● Stated goal: Any picture among the records should be left out, please; retype the rest exactly.

● The records:
○ ○ ○ ○

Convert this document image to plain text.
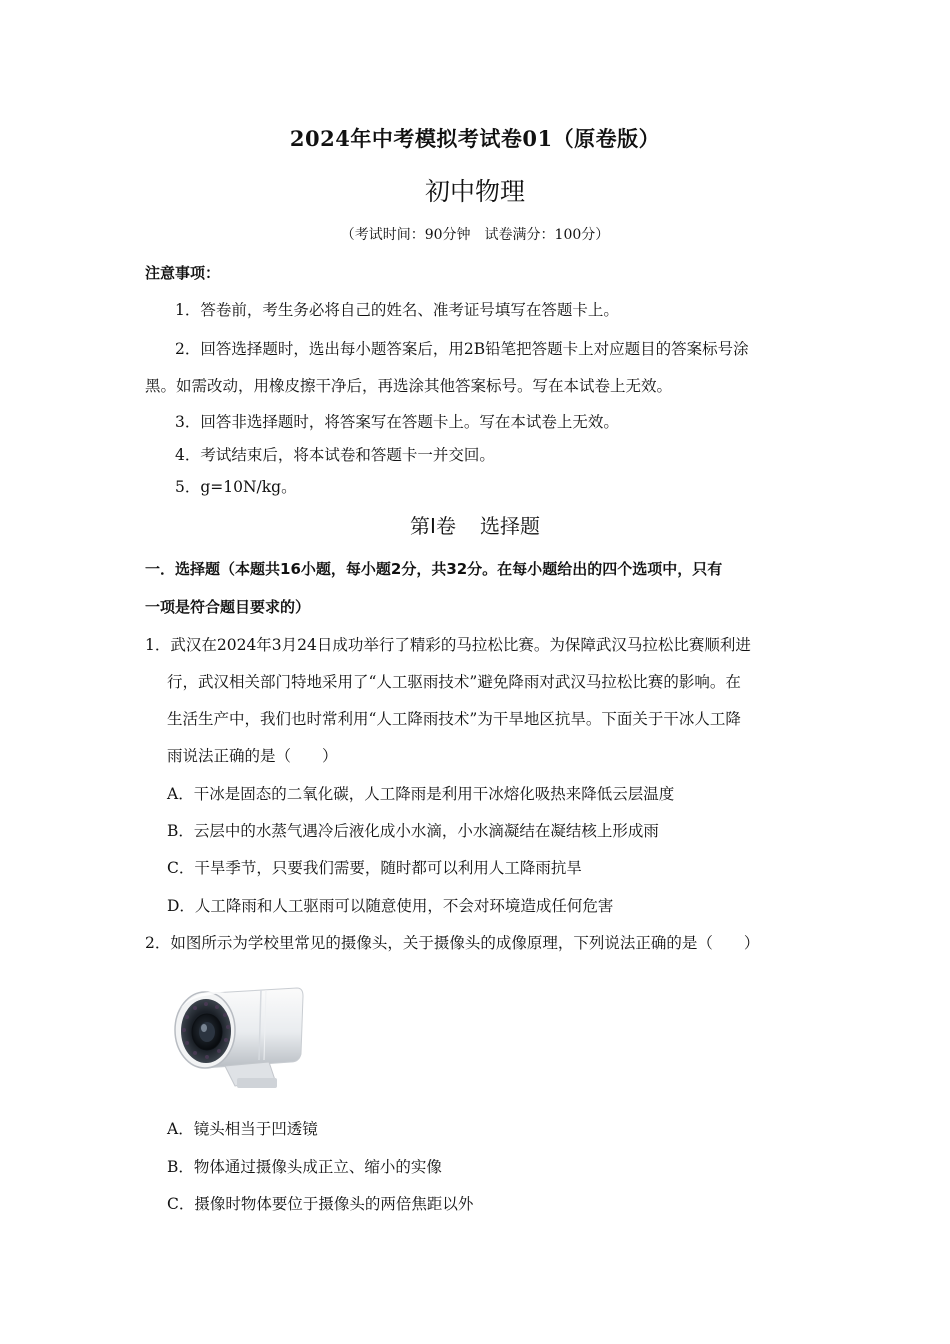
2024年中考模拟考试卷01（原卷版）
初中物理
（考试时间：90分钟 试卷满分：100分）
注意事项：
1．答卷前，考生务必将自己的姓名、准考证号填写在答题卡上。
2．回答选择题时，选出每小题答案后，用2B铅笔把答题卡上对应题目的答案标号涂
黑。如需改动，用橡皮擦干净后，再选涂其他答案标号。写在本试卷上无效。
3．回答非选择题时，将答案写在答题卡上。写在本试卷上无效。
4．考试结束后，将本试卷和答题卡一并交回。
5．g=10N/kg。
第Ⅰ卷 选择题
一．选择题（本题共16小题，每小题2分，共32分。在每小题给出的四个选项中，只有
一项是符合题目要求的）
1．武汉在2024年3月24日成功举行了精彩的马拉松比赛。为保障武汉马拉松比赛顺利进
行，武汉相关部门特地采用了“人工驱雨技术”避免降雨对武汉马拉松比赛的影响。在
生活生产中，我们也时常利用“人工降雨技术”为干旱地区抗旱。下面关于干冰人工降
雨说法正确的是（　　）
A．干冰是固态的二氧化碳，人工降雨是利用干冰熔化吸热来降低云层温度
B．云层中的水蒸气遇冷后液化成小水滴，小水滴凝结在凝结核上形成雨
C．干旱季节，只要我们需要，随时都可以利用人工降雨抗旱
D．人工降雨和人工驱雨可以随意使用，不会对环境造成任何危害
2．如图所示为学校里常见的摄像头，关于摄像头的成像原理，下列说法正确的是（　　）
A．镜头相当于凹透镜
B．物体通过摄像头成正立、缩小的实像
C．摄像时物体要位于摄像头的两倍焦距以外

○ ○ ○ ○

● Answer for the task:
Convert this document image to plain text.
2024年中考模拟考试卷01（原卷版）
初中物理
（考试时间：90分钟 试卷满分：100分）
注意事项：
1．答卷前，考生务必将自己的姓名、准考证号填写在答题卡上。
2．回答选择题时，选出每小题答案后，用2B铅笔把答题卡上对应题目的答案标号涂
黑。如需改动，用橡皮擦干净后，再选涂其他答案标号。写在本试卷上无效。
3．回答非选择题时，将答案写在答题卡上。写在本试卷上无效。
4．考试结束后，将本试卷和答题卡一并交回。
5．g=10N/kg。
第Ⅰ卷 选择题
一．选择题（本题共16小题，每小题2分，共32分。在每小题给出的四个选项中，只有
一项是符合题目要求的）
1．武汉在2024年3月24日成功举行了精彩的马拉松比赛。为保障武汉马拉松比赛顺利进
行，武汉相关部门特地采用了“人工驱雨技术”避免降雨对武汉马拉松比赛的影响。在
生活生产中，我们也时常利用“人工降雨技术”为干旱地区抗旱。下面关于干冰人工降
雨说法正确的是（　　）
A．干冰是固态的二氧化碳，人工降雨是利用干冰熔化吸热来降低云层温度
B．云层中的水蒸气遇冷后液化成小水滴，小水滴凝结在凝结核上形成雨
C．干旱季节，只要我们需要，随时都可以利用人工降雨抗旱
D．人工降雨和人工驱雨可以随意使用，不会对环境造成任何危害
2．如图所示为学校里常见的摄像头，关于摄像头的成像原理，下列说法正确的是（　　）
A．镜头相当于凹透镜
B．物体通过摄像头成正立、缩小的实像
C．摄像时物体要位于摄像头的两倍焦距以外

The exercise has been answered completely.